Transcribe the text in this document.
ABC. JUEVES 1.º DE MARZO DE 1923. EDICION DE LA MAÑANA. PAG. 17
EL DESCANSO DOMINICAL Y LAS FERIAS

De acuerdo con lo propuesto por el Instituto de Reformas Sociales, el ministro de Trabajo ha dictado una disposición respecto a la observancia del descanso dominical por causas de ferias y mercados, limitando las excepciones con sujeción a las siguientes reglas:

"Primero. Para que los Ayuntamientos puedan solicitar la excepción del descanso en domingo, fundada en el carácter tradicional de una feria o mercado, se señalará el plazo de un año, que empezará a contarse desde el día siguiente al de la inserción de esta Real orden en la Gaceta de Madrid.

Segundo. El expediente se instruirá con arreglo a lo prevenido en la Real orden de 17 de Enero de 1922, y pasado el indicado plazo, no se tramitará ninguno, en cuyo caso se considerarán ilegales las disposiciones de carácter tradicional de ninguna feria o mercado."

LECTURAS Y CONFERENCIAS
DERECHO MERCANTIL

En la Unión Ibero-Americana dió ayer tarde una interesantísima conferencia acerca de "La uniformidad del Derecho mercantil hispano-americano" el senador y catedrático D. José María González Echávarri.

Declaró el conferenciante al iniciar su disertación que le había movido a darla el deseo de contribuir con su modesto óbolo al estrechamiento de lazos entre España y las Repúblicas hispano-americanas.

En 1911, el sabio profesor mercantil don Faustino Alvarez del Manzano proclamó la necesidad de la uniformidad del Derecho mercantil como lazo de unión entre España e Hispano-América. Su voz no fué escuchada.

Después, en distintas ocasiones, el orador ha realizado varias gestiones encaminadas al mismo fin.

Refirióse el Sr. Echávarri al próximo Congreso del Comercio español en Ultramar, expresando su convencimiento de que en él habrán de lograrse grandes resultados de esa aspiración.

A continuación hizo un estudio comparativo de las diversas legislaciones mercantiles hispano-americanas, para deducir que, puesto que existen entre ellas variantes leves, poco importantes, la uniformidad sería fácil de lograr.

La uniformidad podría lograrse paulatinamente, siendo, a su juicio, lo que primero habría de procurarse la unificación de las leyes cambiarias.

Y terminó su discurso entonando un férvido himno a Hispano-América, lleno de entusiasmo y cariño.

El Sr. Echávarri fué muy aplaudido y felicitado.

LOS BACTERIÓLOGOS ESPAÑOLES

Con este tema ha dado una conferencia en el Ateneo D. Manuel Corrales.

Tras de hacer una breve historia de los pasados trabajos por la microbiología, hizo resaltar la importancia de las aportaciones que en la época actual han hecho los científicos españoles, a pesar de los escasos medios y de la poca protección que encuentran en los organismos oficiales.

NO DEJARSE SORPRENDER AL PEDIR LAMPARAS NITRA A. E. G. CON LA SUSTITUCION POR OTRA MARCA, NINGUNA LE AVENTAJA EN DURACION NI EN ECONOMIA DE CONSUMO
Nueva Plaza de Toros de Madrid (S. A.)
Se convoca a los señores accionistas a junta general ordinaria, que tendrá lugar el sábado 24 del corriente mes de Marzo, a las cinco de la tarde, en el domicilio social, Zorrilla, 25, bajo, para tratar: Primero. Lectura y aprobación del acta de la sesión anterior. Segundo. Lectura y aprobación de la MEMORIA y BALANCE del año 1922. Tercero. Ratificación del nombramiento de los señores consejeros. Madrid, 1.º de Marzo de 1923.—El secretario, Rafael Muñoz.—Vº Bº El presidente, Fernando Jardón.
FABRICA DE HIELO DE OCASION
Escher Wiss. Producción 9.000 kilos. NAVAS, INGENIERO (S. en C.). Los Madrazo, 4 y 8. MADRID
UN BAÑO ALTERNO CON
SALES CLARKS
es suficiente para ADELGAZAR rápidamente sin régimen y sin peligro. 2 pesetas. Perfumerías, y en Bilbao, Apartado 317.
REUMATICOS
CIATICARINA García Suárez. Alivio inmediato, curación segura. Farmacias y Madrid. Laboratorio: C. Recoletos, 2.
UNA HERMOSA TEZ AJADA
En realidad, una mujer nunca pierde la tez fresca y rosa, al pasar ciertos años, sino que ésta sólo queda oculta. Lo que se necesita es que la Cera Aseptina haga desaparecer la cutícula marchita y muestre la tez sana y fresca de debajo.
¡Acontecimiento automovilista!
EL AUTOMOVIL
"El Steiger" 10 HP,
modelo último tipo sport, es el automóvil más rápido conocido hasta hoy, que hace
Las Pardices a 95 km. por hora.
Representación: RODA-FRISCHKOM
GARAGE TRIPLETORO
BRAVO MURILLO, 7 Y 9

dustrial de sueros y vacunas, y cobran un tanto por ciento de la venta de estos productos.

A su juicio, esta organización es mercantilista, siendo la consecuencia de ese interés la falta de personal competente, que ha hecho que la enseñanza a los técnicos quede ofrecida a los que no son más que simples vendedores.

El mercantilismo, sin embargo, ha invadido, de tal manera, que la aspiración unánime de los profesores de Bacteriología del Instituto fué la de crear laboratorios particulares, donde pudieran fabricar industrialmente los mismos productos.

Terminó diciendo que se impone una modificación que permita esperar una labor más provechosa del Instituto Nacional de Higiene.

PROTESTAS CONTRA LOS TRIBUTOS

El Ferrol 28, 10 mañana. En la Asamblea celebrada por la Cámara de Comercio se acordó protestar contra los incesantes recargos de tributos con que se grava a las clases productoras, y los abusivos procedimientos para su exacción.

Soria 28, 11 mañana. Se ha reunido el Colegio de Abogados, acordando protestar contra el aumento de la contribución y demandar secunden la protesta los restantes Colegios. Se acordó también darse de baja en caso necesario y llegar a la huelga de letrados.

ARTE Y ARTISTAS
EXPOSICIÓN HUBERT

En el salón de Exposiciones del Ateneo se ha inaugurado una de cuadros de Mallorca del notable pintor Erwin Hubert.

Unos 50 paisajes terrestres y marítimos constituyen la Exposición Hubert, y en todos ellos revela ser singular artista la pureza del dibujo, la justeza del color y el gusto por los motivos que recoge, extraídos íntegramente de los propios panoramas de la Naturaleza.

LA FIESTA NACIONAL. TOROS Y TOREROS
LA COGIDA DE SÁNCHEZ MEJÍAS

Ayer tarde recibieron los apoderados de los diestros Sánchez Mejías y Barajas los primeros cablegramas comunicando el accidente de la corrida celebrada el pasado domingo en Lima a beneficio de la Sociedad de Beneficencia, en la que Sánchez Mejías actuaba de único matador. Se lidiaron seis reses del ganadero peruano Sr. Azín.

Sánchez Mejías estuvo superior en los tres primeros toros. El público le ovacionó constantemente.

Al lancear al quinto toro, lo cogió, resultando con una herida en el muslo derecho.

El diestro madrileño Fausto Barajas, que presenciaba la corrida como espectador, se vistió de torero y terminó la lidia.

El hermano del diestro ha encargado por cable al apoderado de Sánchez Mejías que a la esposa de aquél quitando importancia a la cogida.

▬▬▬

Requirement –
Copy each line of the listing that includes "Ateneo".

Response below –
Con este tema ha dado una conferencia en el Ateneo D. Manuel Corrales.
En el salón de Exposiciones del Ateneo se ha inaugurado una de cuadros de Mallorca del notable pintor Erwin Hubert.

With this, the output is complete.